=== Instructions to follow ===
All of the data needs to be repeated exactly.

=== Items ===
+ + + + + + +

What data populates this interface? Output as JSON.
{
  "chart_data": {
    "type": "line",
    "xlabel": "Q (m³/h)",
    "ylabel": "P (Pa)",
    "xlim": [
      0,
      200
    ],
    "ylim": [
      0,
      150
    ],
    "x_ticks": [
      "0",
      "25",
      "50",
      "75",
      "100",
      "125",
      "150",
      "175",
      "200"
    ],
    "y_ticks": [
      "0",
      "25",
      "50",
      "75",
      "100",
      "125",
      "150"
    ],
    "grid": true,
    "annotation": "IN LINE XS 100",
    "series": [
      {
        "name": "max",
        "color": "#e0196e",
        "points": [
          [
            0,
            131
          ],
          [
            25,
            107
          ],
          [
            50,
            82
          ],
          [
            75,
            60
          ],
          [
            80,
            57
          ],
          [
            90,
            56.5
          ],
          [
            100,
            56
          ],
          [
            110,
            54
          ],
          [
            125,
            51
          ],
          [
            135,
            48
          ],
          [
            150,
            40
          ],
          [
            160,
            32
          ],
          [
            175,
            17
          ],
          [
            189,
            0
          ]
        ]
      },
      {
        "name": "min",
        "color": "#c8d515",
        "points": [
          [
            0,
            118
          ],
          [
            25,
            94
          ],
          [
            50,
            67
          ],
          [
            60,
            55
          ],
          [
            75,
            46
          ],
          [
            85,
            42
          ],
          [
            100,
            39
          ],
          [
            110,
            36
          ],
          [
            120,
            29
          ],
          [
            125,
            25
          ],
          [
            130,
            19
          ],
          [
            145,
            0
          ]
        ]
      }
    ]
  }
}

+ + + + + + +

=== Problem solution ===
What data populates this interface? Output as JSON.
{
  "chart_data": {
    "type": "line",
    "xlabel": "Q (m³/h)",
    "ylabel": "P (Pa)",
    "xlim": [
      0,
      200
    ],
    "ylim": [
      0,
      150
    ],
    "x_ticks": [
      "0",
      "25",
      "50",
      "75",
      "100",
      "125",
      "150",
      "175",
      "200"
    ],
    "y_ticks": [
      "0",
      "25",
      "50",
      "75",
      "100",
      "125",
      "150"
    ],
    "grid": true,
    "annotation": "IN LINE XS 100",
    "series": [
      {
        "name": "max",
        "color": "#e0196e",
        "points": [
          [
            0,
            131
          ],
          [
            25,
            107
          ],
          [
            50,
            82
          ],
          [
            75,
            60
          ],
          [
            80,
            57
          ],
          [
            90,
            56.5
          ],
          [
            100,
            56
          ],
          [
            110,
            54
          ],
          [
            125,
            51
          ],
          [
            135,
            48
          ],
          [
            150,
            40
          ],
          [
            160,
            32
          ],
          [
            175,
            17
          ],
          [
            189,
            0
          ]
        ]
      },
      {
        "name": "min",
        "color": "#c8d515",
        "points": [
          [
            0,
            118
          ],
          [
            25,
            94
          ],
          [
            50,
            67
          ],
          [
            60,
            55
          ],
          [
            75,
            46
          ],
          [
            85,
            42
          ],
          [
            100,
            39
          ],
          [
            110,
            36
          ],
          [
            120,
            29
          ],
          [
            125,
            25
          ],
          [
            130,
            19
          ],
          [
            145,
            0
          ]
        ]
      }
    ]
  }
}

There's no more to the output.